EXCERPT PROVIDED:
┄┄┄┄┄┄┄┄┄┄

This autopoietic mode is of course absent from the so-called “ecological subject” of deep ecology, which retains an ever-expansive Self at the front and center of its ontology. An eco-humanities adapted to Guattari’s ecosophy would thus replace Naess’s “Self-Realization” with autopoietic creativity, making autopoiesis a new core value at the heart of the humanities. Furthermore, the virtual ecologies of digital media make the Internet, for instance, an ideal pedagogical scene for humanities courses to introduce autopoiesis, which, as Guattari suggests, is a far cry from our oedipal habits. In this sense, autopoietic creativity should be regarded as a crucial skill for the development of both ecological literacy and media literacy. We must learn to teach autopoetic creativity and, in doing so, autopoietise the academic research and writing practices of the humanities tradition.

- 55 -

Transversal connections among recent scholarship suggest a promising starting point. In particular, Guattari’s ecosophical imperative to intervene at a micro-social level finds pedagogical expression in the tenets of ecocomposition set forth by Sidney Dobrin and Christian Weisser, namely that ‘student writing should be directed beyond the limited scope of classroom assignments to address larger, public audiences’ and that writing should be taught as a vehicle ‘to affect change, to bring about awareness’ in the mental, social, and environmental ecologies of which students are a part (Dobrin and Weisser, 2002: 58).  Additionally, Ulmer has already theorised some ways in which the digital humanities class can act a kind of online consultancy. [16] Under this approach, students work heuretically through an intensive web-based project, experimenting with digital authoring software in order to inject humanities (often poststructuralist) perspectives into the discourse surrounding public policy issues. As the pedagogical genres of electracy continue to develop, teachers should begin to build networks between their classes and larger, public audiences with the goal of circulating academic work among relevant social organisations or political bodies. [17] Of course, the primary value of any student project should lie in its capacity to facilitate learning experiences specific to a given discipline; one risk of doing service-learning projects (via partnerships with non-academic organisations) is that the service can undermine the learning.  Thus, in designing institutional spaces and collaborative projects for the post-media era, one should mind Guattari’s distinction between machines and structures: create an autopoietic network that learns like a machine.

- 56 -

For example, Guattari’s theory of group subjectivity via machines could be applied to present efforts to alleviate the disciplinary isolationism that continues to cripple many research universities. Scholars who aspire to collaborate across multiple fields should aim to create transdisciplinary machines rather than interdisciplinary structures. With transdisciplinary machines, the objective is not necessarily to incorporate the study of science (its objects and methods) into the study of, for instance, cultural or aesthetic texts. Such “inclusive” maneuvers result, more often than not, in a homogenisation on both fronts. In the case of ecocriticism, as Dana Phillips points out, both ecological science and literary analysis often become reduced to ideological critique. Therefore, rather than encouraging humanities scholars to somehow acquire an additional expertise in scientific inquiry (and vice versa), cross-disciplinary efforts would do well to recast some energy to the co-creation of transdisciplinary machines (i.e., evolving sets of processes committed to institutionalising the production of a group subjectivity). This transversalist mode of working valorises an ensemble of heterogeneous scholars, each sounding their mastery of instruments unique to their respective disciplines, playing in concert with one another at the same venue (i.e., collaborating on the same problems and projects). [18] If we apply this analogy to much of the work that currently parades under the banner of interdisciplinary, then we find the projection of an impossible ambition: to command expertise in seemingly every academic field—to become, in short, a one-man band.

┄┄┄┄┄┄┄┄┄┄

(Source data)

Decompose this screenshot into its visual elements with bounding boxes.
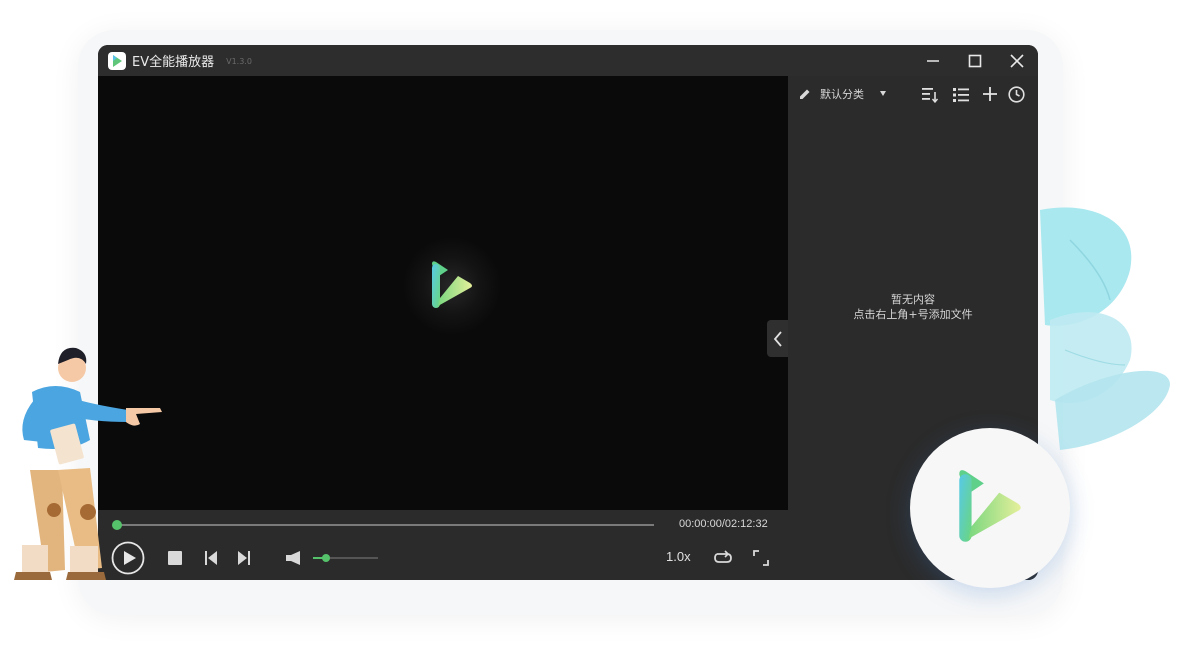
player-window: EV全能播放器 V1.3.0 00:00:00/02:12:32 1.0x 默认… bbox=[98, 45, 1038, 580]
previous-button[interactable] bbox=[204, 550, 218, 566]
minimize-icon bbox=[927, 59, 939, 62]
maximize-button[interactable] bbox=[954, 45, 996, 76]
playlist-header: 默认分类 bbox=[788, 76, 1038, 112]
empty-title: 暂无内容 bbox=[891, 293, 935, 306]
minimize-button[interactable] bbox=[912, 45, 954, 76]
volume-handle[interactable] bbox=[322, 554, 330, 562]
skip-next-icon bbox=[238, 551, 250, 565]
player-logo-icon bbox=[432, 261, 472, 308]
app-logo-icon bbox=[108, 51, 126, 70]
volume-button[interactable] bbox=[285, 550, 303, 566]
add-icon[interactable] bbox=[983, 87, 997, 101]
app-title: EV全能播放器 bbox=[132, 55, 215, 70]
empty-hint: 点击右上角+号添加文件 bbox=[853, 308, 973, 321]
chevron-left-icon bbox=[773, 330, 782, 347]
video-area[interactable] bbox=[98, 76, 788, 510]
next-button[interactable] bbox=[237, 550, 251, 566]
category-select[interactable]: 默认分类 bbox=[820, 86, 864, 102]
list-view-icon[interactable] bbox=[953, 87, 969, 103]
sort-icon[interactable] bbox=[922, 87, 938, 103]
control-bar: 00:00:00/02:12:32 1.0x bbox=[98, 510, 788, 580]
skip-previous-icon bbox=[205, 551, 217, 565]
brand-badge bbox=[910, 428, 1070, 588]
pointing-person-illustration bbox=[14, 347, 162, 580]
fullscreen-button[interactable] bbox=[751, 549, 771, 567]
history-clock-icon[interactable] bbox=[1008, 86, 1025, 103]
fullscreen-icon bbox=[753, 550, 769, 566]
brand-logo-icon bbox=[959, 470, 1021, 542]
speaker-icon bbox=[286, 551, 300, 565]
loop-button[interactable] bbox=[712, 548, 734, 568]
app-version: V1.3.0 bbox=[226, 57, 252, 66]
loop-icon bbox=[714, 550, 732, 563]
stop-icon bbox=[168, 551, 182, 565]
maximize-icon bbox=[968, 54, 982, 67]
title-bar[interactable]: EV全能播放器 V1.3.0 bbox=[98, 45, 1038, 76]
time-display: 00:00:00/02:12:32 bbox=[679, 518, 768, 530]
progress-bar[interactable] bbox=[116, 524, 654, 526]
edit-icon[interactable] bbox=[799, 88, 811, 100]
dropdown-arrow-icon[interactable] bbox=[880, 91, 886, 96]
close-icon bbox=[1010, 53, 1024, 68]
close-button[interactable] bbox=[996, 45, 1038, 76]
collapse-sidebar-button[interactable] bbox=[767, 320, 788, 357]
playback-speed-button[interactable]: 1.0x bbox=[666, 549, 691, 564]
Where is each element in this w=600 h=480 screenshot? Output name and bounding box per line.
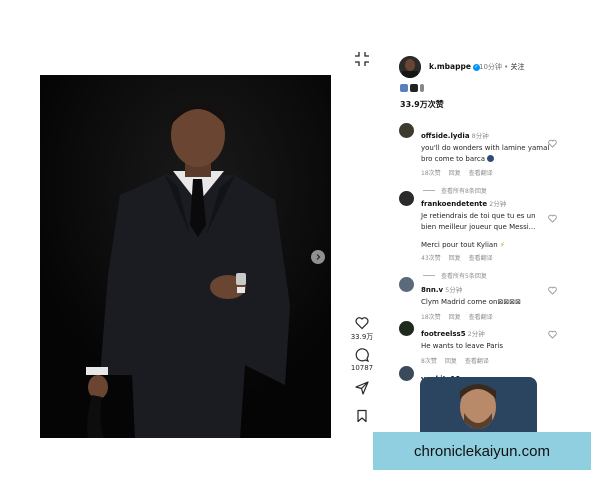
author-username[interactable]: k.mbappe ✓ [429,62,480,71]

┄┄┄┄┄┄┄┄┄┄

PROBLEMS TO WORK ON:
• a. Decide whether each statement agrees with the excerpt on Guattari's ecosophy and the humanities, answering yes or no and quoting the words of the excerpt that settle it: (i) scholars who aim to collaborate across fields should create interdisciplinary structures rather than transdisciplinary machines; (ii) autopoietic creativity should be regarded as a crucial skill for developing both ecological literacy and media literacy; (iii) the Internet is a poor pedagogical scene for introducing autopoiesis.
• b. Reproduce the rows without any change, beginning with the line that contains "player-window: EV全能播放器 V1.3.0" and continuing through the line that contains "sort-icon[interactable] bbox=[922, 87, 938, 103]", with both of those lines included.
The excerpt and the rows have no connection to each other.

WORKED ANSWERS:
• a.
(i) No: "Scholars who aspire to collaborate across multiple fields should aim to create transdisciplinary machines rather than interdisciplinary structures."
(ii) Yes: "autopoietic creativity should be regarded as a crucial skill for the development of both ecological literacy and media literacy."
(iii) No: "the virtual ecologies of digital media make the Internet, for instance, an ideal pedagogical scene for humanities courses to introduce autopoiesis"

• b.
player-window: EV全能播放器 V1.3.0 00:00:00/02:12:32 1.0x 默认… bbox=[98, 45, 1038, 580]
previous-button[interactable] bbox=[204, 550, 218, 566]
minimize-icon bbox=[927, 59, 939, 62]
maximize-button[interactable] bbox=[954, 45, 996, 76]
playlist-header: 默认分类 bbox=[788, 76, 1038, 112]
empty-title: 暂无内容 bbox=[891, 293, 935, 306]
minimize-button[interactable] bbox=[912, 45, 954, 76]
volume-handle[interactable] bbox=[322, 554, 330, 562]
skip-next-icon bbox=[238, 551, 250, 565]
player-logo-icon bbox=[432, 261, 472, 308]
app-logo-icon bbox=[108, 51, 126, 70]
volume-button[interactable] bbox=[285, 550, 303, 566]
add-icon[interactable] bbox=[983, 87, 997, 101]
app-title: EV全能播放器 bbox=[132, 55, 215, 70]
empty-hint: 点击右上角+号添加文件 bbox=[853, 308, 973, 321]
chevron-left-icon bbox=[773, 330, 782, 347]
video-area[interactable] bbox=[98, 76, 788, 510]
next-button[interactable] bbox=[237, 550, 251, 566]
category-select[interactable]: 默认分类 bbox=[820, 86, 864, 102]
list-view-icon[interactable] bbox=[953, 87, 969, 103]
sort-icon[interactable] bbox=[922, 87, 938, 103]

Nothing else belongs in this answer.